• **Your objective**
The entries below are to be repeated exactly as they stand.

--- BEGIN Supplied data ---

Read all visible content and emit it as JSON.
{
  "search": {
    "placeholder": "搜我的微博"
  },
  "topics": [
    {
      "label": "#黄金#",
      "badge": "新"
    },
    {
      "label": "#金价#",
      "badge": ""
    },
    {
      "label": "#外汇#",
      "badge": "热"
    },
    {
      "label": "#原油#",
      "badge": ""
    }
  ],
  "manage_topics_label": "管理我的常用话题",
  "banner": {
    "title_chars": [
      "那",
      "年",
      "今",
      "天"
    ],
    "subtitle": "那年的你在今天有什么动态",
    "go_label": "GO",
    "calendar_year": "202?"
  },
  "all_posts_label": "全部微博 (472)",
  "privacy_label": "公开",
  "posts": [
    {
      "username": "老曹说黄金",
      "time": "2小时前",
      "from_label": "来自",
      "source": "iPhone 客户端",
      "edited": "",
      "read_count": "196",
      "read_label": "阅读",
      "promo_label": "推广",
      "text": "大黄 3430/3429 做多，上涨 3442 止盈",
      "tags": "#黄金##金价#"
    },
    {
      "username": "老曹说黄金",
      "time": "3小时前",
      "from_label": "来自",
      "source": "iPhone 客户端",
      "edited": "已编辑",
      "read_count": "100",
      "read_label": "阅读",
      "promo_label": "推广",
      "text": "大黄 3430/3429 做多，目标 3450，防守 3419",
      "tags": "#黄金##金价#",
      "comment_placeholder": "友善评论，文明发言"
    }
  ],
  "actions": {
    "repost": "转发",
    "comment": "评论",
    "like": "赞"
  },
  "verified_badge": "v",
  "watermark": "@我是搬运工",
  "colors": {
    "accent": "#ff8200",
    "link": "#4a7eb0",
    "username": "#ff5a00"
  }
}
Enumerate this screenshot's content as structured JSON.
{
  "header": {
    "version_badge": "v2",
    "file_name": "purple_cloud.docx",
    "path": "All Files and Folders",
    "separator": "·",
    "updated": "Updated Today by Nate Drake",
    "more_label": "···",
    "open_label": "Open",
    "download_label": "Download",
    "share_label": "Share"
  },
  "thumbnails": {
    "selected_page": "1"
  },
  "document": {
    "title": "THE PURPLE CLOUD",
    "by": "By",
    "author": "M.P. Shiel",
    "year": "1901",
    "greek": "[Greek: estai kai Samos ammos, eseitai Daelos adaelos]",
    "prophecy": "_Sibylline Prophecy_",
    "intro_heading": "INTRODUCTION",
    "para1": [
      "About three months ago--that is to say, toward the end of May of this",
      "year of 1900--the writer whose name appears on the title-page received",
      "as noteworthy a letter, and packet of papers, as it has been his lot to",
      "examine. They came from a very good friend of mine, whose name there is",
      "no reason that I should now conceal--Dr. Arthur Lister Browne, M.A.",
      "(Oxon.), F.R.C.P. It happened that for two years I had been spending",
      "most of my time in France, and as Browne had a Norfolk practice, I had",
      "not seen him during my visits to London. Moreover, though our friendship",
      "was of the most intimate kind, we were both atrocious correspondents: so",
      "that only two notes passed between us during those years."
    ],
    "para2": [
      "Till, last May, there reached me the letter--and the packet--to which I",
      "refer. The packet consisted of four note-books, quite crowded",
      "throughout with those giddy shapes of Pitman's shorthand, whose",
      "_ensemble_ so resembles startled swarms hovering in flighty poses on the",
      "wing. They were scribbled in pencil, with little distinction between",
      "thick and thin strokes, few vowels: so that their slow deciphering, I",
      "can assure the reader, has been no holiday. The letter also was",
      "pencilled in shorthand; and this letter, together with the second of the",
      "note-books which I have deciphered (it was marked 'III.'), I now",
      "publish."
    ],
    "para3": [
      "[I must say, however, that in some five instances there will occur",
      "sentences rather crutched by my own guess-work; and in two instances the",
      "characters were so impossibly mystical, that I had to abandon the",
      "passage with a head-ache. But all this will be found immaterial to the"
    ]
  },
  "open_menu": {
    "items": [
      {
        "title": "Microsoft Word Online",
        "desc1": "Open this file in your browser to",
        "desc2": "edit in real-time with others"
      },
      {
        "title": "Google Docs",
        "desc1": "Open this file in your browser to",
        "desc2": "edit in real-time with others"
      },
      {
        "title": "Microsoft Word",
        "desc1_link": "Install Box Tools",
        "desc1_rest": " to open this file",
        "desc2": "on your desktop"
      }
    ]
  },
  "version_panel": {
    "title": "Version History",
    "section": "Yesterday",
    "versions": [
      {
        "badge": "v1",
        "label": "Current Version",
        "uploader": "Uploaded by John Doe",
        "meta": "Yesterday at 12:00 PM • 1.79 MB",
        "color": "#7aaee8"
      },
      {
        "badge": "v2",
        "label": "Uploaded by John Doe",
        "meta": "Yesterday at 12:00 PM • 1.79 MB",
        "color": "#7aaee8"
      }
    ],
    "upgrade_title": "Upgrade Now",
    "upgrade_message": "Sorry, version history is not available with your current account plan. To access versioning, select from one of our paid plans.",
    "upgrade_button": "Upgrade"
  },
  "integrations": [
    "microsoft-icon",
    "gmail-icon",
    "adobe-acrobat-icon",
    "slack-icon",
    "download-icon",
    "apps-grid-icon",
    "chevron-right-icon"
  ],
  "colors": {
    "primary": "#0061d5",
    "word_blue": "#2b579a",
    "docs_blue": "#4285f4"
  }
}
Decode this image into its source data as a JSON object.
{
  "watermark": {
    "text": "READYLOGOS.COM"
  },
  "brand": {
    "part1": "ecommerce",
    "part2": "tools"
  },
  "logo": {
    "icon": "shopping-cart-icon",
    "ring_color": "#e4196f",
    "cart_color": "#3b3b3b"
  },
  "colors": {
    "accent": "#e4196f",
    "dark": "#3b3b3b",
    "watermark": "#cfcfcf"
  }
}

--- END Supplied data ---

• **Answer to this exercise**
Read all visible content and emit it as JSON.
{
  "search": {
    "placeholder": "搜我的微博"
  },
  "topics": [
    {
      "label": "#黄金#",
      "badge": "新"
    },
    {
      "label": "#金价#",
      "badge": ""
    },
    {
      "label": "#外汇#",
      "badge": "热"
    },
    {
      "label": "#原油#",
      "badge": ""
    }
  ],
  "manage_topics_label": "管理我的常用话题",
  "banner": {
    "title_chars": [
      "那",
      "年",
      "今",
      "天"
    ],
    "subtitle": "那年的你在今天有什么动态",
    "go_label": "GO",
    "calendar_year": "202?"
  },
  "all_posts_label": "全部微博 (472)",
  "privacy_label": "公开",
  "posts": [
    {
      "username": "老曹说黄金",
      "time": "2小时前",
      "from_label": "来自",
      "source": "iPhone 客户端",
      "edited": "",
      "read_count": "196",
      "read_label": "阅读",
      "promo_label": "推广",
      "text": "大黄 3430/3429 做多，上涨 3442 止盈",
      "tags": "#黄金##金价#"
    },
    {
      "username": "老曹说黄金",
      "time": "3小时前",
      "from_label": "来自",
      "source": "iPhone 客户端",
      "edited": "已编辑",
      "read_count": "100",
      "read_label": "阅读",
      "promo_label": "推广",
      "text": "大黄 3430/3429 做多，目标 3450，防守 3419",
      "tags": "#黄金##金价#",
      "comment_placeholder": "友善评论，文明发言"
    }
  ],
  "actions": {
    "repost": "转发",
    "comment": "评论",
    "like": "赞"
  },
  "verified_badge": "v",
  "watermark": "@我是搬运工",
  "colors": {
    "accent": "#ff8200",
    "link": "#4a7eb0",
    "username": "#ff5a00"
  }
}
Enumerate this screenshot's content as structured JSON.
{
  "header": {
    "version_badge": "v2",
    "file_name": "purple_cloud.docx",
    "path": "All Files and Folders",
    "separator": "·",
    "updated": "Updated Today by Nate Drake",
    "more_label": "···",
    "open_label": "Open",
    "download_label": "Download",
    "share_label": "Share"
  },
  "thumbnails": {
    "selected_page": "1"
  },
  "document": {
    "title": "THE PURPLE CLOUD",
    "by": "By",
    "author": "M.P. Shiel",
    "year": "1901",
    "greek": "[Greek: estai kai Samos ammos, eseitai Daelos adaelos]",
    "prophecy": "_Sibylline Prophecy_",
    "intro_heading": "INTRODUCTION",
    "para1": [
      "About three months ago--that is to say, toward the end of May of this",
      "year of 1900--the writer whose name appears on the title-page received",
      "as noteworthy a letter, and packet of papers, as it has been his lot to",
      "examine. They came from a very good friend of mine, whose name there is",
      "no reason that I should now conceal--Dr. Arthur Lister Browne, M.A.",
      "(Oxon.), F.R.C.P. It happened that for two years I had been spending",
      "most of my time in France, and as Browne had a Norfolk practice, I had",
      "not seen him during my visits to London. Moreover, though our friendship",
      "was of the most intimate kind, we were both atrocious correspondents: so",
      "that only two notes passed between us during those years."
    ],
    "para2": [
      "Till, last May, there reached me the letter--and the packet--to which I",
      "refer. The packet consisted of four note-books, quite crowded",
      "throughout with those giddy shapes of Pitman's shorthand, whose",
      "_ensemble_ so resembles startled swarms hovering in flighty poses on the",
      "wing. They were scribbled in pencil, with little distinction between",
      "thick and thin strokes, few vowels: so that their slow deciphering, I",
      "can assure the reader, has been no holiday. The letter also was",
      "pencilled in shorthand; and this letter, together with the second of the",
      "note-books which I have deciphered (it was marked 'III.'), I now",
      "publish."
    ],
    "para3": [
      "[I must say, however, that in some five instances there will occur",
      "sentences rather crutched by my own guess-work; and in two instances the",
      "characters were so impossibly mystical, that I had to abandon the",
      "passage with a head-ache. But all this will be found immaterial to the"
    ]
  },
  "open_menu": {
    "items": [
      {
        "title": "Microsoft Word Online",
        "desc1": "Open this file in your browser to",
        "desc2": "edit in real-time with others"
      },
      {
        "title": "Google Docs",
        "desc1": "Open this file in your browser to",
        "desc2": "edit in real-time with others"
      },
      {
        "title": "Microsoft Word",
        "desc1_link": "Install Box Tools",
        "desc1_rest": " to open this file",
        "desc2": "on your desktop"
      }
    ]
  },
  "version_panel": {
    "title": "Version History",
    "section": "Yesterday",
    "versions": [
      {
        "badge": "v1",
        "label": "Current Version",
        "uploader": "Uploaded by John Doe",
        "meta": "Yesterday at 12:00 PM • 1.79 MB",
        "color": "#7aaee8"
      },
      {
        "badge": "v2",
        "label": "Uploaded by John Doe",
        "meta": "Yesterday at 12:00 PM • 1.79 MB",
        "color": "#7aaee8"
      }
    ],
    "upgrade_title": "Upgrade Now",
    "upgrade_message": "Sorry, version history is not available with your current account plan. To access versioning, select from one of our paid plans.",
    "upgrade_button": "Upgrade"
  },
  "integrations": [
    "microsoft-icon",
    "gmail-icon",
    "adobe-acrobat-icon",
    "slack-icon",
    "download-icon",
    "apps-grid-icon",
    "chevron-right-icon"
  ],
  "colors": {
    "primary": "#0061d5",
    "word_blue": "#2b579a",
    "docs_blue": "#4285f4"
  }
}
Decode this image into its source data as a JSON object.
{
  "watermark": {
    "text": "READYLOGOS.COM"
  },
  "brand": {
    "part1": "ecommerce",
    "part2": "tools"
  },
  "logo": {
    "icon": "shopping-cart-icon",
    "ring_color": "#e4196f",
    "cart_color": "#3b3b3b"
  },
  "colors": {
    "accent": "#e4196f",
    "dark": "#3b3b3b",
    "watermark": "#cfcfcf"
  }
}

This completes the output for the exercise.